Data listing
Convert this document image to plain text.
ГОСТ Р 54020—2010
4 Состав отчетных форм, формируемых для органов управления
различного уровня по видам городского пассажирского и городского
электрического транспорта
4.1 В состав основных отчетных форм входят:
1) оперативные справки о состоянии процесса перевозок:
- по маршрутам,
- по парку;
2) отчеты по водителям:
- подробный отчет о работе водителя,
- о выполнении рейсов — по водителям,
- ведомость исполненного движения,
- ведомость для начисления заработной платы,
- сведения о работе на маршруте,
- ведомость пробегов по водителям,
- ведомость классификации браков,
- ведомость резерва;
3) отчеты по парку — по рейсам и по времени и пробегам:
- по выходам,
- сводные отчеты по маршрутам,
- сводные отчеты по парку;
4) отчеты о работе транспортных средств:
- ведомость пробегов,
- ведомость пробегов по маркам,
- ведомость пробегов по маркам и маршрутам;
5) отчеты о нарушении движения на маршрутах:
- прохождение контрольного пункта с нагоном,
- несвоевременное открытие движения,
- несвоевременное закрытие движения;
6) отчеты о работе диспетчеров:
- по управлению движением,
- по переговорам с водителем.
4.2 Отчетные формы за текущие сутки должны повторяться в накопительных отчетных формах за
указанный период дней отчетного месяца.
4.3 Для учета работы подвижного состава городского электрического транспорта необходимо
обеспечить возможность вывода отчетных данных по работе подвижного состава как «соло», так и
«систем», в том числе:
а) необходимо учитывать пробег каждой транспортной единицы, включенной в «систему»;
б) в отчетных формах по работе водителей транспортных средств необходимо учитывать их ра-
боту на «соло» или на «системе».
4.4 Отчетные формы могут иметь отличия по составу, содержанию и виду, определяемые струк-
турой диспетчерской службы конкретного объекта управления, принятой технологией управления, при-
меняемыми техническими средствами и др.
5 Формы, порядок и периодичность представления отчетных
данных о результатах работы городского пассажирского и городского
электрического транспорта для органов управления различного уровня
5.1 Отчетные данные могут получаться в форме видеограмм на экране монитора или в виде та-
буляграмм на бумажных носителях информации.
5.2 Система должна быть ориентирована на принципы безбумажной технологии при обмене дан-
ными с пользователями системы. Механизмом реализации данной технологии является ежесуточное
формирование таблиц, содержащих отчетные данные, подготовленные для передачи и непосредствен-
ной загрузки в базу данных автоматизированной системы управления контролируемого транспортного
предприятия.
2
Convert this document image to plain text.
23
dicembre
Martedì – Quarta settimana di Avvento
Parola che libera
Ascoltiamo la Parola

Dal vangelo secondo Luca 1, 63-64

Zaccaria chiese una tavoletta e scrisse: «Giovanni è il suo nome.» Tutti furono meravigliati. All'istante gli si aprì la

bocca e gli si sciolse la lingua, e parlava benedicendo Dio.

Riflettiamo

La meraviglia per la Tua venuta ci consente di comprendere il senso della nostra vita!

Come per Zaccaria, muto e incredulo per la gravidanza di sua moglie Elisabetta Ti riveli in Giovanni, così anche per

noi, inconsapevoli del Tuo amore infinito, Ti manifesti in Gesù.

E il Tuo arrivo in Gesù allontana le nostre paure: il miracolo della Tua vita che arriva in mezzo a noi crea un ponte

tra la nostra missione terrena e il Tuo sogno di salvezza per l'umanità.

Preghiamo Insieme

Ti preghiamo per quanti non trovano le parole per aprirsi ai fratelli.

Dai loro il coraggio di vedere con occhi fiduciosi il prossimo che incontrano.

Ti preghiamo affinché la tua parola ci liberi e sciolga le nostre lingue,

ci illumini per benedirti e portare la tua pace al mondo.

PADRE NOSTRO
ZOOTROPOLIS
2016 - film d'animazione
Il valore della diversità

TASK INSTRUCTIONS: The records above are to be repeated exactly, in their entirety.

EXERCISE RESULT:
Convert this document image to plain text.
ГОСТ Р 54020—2010
4 Состав отчетных форм, формируемых для органов управления
различного уровня по видам городского пассажирского и городского
электрического транспорта
4.1 В состав основных отчетных форм входят:
1) оперативные справки о состоянии процесса перевозок:
- по маршрутам,
- по парку;
2) отчеты по водителям:
- подробный отчет о работе водителя,
- о выполнении рейсов — по водителям,
- ведомость исполненного движения,
- ведомость для начисления заработной платы,
- сведения о работе на маршруте,
- ведомость пробегов по водителям,
- ведомость классификации браков,
- ведомость резерва;
3) отчеты по парку — по рейсам и по времени и пробегам:
- по выходам,
- сводные отчеты по маршрутам,
- сводные отчеты по парку;
4) отчеты о работе транспортных средств:
- ведомость пробегов,
- ведомость пробегов по маркам,
- ведомость пробегов по маркам и маршрутам;
5) отчеты о нарушении движения на маршрутах:
- прохождение контрольного пункта с нагоном,
- несвоевременное открытие движения,
- несвоевременное закрытие движения;
6) отчеты о работе диспетчеров:
- по управлению движением,
- по переговорам с водителем.
4.2 Отчетные формы за текущие сутки должны повторяться в накопительных отчетных формах за
указанный период дней отчетного месяца.
4.3 Для учета работы подвижного состава городского электрического транспорта необходимо
обеспечить возможность вывода отчетных данных по работе подвижного состава как «соло», так и
«систем», в том числе:
а) необходимо учитывать пробег каждой транспортной единицы, включенной в «систему»;
б) в отчетных формах по работе водителей транспортных средств необходимо учитывать их ра-
боту на «соло» или на «системе».
4.4 Отчетные формы могут иметь отличия по составу, содержанию и виду, определяемые струк-
турой диспетчерской службы конкретного объекта управления, принятой технологией управления, при-
меняемыми техническими средствами и др.
5 Формы, порядок и периодичность представления отчетных
данных о результатах работы городского пассажирского и городского
электрического транспорта для органов управления различного уровня
5.1 Отчетные данные могут получаться в форме видеограмм на экране монитора или в виде та-
буляграмм на бумажных носителях информации.
5.2 Система должна быть ориентирована на принципы безбумажной технологии при обмене дан-
ными с пользователями системы. Механизмом реализации данной технологии является ежесуточное
формирование таблиц, содержащих отчетные данные, подготовленные для передачи и непосредствен-
ной загрузки в базу данных автоматизированной системы управления контролируемого транспортного
предприятия.
2
Convert this document image to plain text.
23
dicembre
Martedì – Quarta settimana di Avvento
Parola che libera
Ascoltiamo la Parola

Dal vangelo secondo Luca 1, 63-64

Zaccaria chiese una tavoletta e scrisse: «Giovanni è il suo nome.» Tutti furono meravigliati. All'istante gli si aprì la

bocca e gli si sciolse la lingua, e parlava benedicendo Dio.

Riflettiamo

La meraviglia per la Tua venuta ci consente di comprendere il senso della nostra vita!

Come per Zaccaria, muto e incredulo per la gravidanza di sua moglie Elisabetta Ti riveli in Giovanni, così anche per

noi, inconsapevoli del Tuo amore infinito, Ti manifesti in Gesù.

E il Tuo arrivo in Gesù allontana le nostre paure: il miracolo della Tua vita che arriva in mezzo a noi crea un ponte

tra la nostra missione terrena e il Tuo sogno di salvezza per l'umanità.

Preghiamo Insieme

Ti preghiamo per quanti non trovano le parole per aprirsi ai fratelli.

Dai loro il coraggio di vedere con occhi fiduciosi il prossimo che incontrano.

Ti preghiamo affinché la tua parola ci liberi e sciolga le nostre lingue,

ci illumini per benedirti e portare la tua pace al mondo.

PADRE NOSTRO
ZOOTROPOLIS
2016 - film d'animazione
Il valore della diversità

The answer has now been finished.